PAGE EXTRACT.
══════════════════════════════

Space Flight Laboratory (SFL) Announces Launch and Deployment of Telesat LEO 3 Microsatellite
TORONTO, Ontario, Canada, 18 July 2023 – Space Flight Laboratory (SFL) today announced the launch and orbital deployment of the Telesat LEO 3 demonstration microsatellite at 1:27 UTC, July 18. Carried into orbit from New Zealand by the Rocket Lab Electron launch vehicle, LEO 3 is the 13th successful deployment of an SFL-developed microspace mission in 2023.
Ground control established communications with LEO 3 shortly after launch, confirmed SFL. Having achieved signal acquisition, solar arrays deployment, and successfully passing initial satellite health tests, SFL and Telesat are now testing the full satellite.
SFL built the compact 30-kg LEO 3 spacecraft on its space-proven DEFIANT microsatellite bus for Telesat of Ottawa, Ontario – one of the world’s largest and most innovative satellite operators. Once operational, LEO 3 will provide continuity for customer and ecosystem vendor testing campaigns following decommissioning of Telesat’s Phase 1 LEO satellite.
“SFL is pleased to have been selected by Telesat to develop LEO 3 based on our 25-year track record of building high-performing satellites on time and within budget,” said SFL Director Dr. Robert E. Zee. “LEO 3 is a robust microsatellite that will meet Telesat’s demanding demonstration goals in low Earth orbit.”
Other SFL microspace satellites developed and launched in 2023 include six radio frequency signal detecting microsatellites for HawkEye 360 in the U.S., three greenhouse gas monitoring microsatellites for GHGSat Inc. of Canada, an advanced maritime tracking microsatellite for Norwegian Space Agency of Norway, and two communications CubeSats for a telecommunications company in Canada.

══════════════════════════════

TASKS.
1. According to the Telesat LEO 3 announcement, which microsatellite bus did SFL use to build the LEO 3 spacecraft?
2. Continue the Telesat LEO 3 announcement after its final sentence.

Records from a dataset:
══════════════════════════════

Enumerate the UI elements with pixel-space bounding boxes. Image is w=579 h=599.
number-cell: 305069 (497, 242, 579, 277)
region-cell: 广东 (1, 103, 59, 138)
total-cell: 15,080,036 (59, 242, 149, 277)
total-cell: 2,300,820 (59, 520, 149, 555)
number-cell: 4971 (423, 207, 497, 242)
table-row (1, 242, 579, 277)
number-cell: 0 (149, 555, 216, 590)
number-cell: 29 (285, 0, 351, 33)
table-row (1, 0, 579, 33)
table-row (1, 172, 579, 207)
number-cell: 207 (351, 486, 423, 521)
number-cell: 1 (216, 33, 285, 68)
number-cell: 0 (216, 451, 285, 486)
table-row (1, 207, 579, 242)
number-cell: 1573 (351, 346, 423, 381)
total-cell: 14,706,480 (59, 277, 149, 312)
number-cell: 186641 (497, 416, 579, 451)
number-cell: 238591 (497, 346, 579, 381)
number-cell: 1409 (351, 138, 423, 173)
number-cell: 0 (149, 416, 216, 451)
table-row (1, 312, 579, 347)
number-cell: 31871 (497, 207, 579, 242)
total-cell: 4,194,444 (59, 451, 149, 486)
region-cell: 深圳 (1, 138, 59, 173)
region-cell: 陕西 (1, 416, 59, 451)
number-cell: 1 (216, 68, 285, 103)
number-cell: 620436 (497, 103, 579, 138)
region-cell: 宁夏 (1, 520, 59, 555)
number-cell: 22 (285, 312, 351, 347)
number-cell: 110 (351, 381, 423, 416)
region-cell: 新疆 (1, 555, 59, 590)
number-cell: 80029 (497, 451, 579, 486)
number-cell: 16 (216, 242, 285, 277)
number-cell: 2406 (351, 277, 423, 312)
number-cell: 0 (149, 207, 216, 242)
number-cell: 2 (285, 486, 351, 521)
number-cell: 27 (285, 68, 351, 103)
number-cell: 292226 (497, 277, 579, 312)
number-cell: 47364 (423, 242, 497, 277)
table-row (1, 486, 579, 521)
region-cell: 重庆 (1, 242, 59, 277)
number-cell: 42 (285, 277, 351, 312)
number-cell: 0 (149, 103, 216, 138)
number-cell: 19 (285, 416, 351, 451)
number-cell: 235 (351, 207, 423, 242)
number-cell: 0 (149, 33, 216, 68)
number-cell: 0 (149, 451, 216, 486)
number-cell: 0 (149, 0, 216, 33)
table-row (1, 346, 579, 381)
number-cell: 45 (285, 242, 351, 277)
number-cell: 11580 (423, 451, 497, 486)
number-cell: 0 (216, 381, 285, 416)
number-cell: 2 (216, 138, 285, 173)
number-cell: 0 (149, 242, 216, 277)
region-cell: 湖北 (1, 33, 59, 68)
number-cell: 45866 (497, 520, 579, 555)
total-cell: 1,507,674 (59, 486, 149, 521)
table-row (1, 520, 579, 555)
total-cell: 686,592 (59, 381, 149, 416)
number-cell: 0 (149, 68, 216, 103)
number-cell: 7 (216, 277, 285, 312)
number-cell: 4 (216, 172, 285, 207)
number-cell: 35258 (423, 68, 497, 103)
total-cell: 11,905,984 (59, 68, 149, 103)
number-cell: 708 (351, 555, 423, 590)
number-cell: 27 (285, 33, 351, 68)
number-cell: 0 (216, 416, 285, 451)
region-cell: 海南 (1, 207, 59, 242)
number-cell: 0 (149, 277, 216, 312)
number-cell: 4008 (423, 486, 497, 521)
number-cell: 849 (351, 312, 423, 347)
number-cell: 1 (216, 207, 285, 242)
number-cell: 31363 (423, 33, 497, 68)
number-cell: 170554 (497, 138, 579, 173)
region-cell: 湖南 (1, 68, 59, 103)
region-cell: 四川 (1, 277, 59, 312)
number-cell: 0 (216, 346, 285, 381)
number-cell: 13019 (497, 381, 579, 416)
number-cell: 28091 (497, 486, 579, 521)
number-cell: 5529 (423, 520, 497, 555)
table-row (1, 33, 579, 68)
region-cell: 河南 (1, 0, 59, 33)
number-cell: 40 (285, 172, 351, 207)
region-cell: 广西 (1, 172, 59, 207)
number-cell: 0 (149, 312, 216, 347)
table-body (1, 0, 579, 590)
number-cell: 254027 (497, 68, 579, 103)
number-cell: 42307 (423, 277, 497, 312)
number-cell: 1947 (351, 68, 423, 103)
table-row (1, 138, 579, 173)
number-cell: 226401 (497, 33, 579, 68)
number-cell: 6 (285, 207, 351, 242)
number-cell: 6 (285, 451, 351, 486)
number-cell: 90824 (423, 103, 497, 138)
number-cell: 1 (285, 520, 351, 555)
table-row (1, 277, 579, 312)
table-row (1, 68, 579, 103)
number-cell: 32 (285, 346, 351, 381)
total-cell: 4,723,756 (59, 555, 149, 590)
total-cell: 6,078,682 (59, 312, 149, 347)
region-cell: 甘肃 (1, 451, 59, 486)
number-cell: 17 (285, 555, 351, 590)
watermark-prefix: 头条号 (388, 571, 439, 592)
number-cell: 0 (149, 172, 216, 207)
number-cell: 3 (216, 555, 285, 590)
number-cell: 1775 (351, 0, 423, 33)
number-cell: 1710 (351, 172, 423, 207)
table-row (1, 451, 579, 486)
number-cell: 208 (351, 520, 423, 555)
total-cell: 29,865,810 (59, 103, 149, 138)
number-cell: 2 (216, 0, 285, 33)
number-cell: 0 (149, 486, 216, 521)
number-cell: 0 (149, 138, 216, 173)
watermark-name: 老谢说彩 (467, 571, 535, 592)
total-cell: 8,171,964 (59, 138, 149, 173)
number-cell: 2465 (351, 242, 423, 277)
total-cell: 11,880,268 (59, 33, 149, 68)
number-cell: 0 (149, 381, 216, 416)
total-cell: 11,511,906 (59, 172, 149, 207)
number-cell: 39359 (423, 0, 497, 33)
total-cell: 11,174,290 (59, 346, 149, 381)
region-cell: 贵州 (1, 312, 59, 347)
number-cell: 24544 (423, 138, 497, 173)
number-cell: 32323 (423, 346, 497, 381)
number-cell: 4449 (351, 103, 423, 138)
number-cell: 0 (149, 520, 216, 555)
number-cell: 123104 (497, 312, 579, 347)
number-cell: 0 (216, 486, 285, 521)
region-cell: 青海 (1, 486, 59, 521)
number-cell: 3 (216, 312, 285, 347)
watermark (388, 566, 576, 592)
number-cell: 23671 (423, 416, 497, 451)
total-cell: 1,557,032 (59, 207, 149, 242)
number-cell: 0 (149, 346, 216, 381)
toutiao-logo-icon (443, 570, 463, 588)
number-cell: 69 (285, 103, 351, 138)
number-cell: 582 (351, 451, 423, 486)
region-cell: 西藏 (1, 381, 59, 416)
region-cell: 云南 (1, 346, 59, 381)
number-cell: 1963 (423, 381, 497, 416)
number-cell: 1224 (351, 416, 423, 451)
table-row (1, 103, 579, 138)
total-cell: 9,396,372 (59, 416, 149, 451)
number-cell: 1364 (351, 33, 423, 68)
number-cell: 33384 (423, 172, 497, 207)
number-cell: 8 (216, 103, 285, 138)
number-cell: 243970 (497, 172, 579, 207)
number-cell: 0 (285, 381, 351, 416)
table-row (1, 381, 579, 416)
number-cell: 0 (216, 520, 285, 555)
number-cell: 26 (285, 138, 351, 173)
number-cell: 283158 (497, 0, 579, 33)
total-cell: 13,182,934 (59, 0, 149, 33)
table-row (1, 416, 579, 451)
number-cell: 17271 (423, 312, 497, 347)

══════════════════════════════

ANSWERS TO THE EXERCISES.
1. SFL's space-proven DEFIANT microsatellite bus.

2.
SFL’s 25-year heritage includes 70 operational successes totaling 255 cumulative years in orbit, with an additional 26 satellites under development or awaiting launch. SFL offers a complete suite of nano-, micro- and small satellites – including high-performance, low-cost CubeSats – that satisfy the needs of a broad range of mission types from 3 to 500 kilograms.
About Space Flight Laboratory (SFL)
SFL generates bigger returns from smaller, lower cost satellites. Small satellites built by SFL consistently push the performance envelope and disrupt the traditional cost paradigm. Satellites are built with advanced power systems, stringent attitude control and high-volume data capacity that are striking relative to the budget. SFL arranges launches globally and maintains a mission control center accessing ground stations worldwide. The pioneering and barrier-breaking work of SFL is a key enabler to tomorrow’s cost-aggressive satellites and constellations.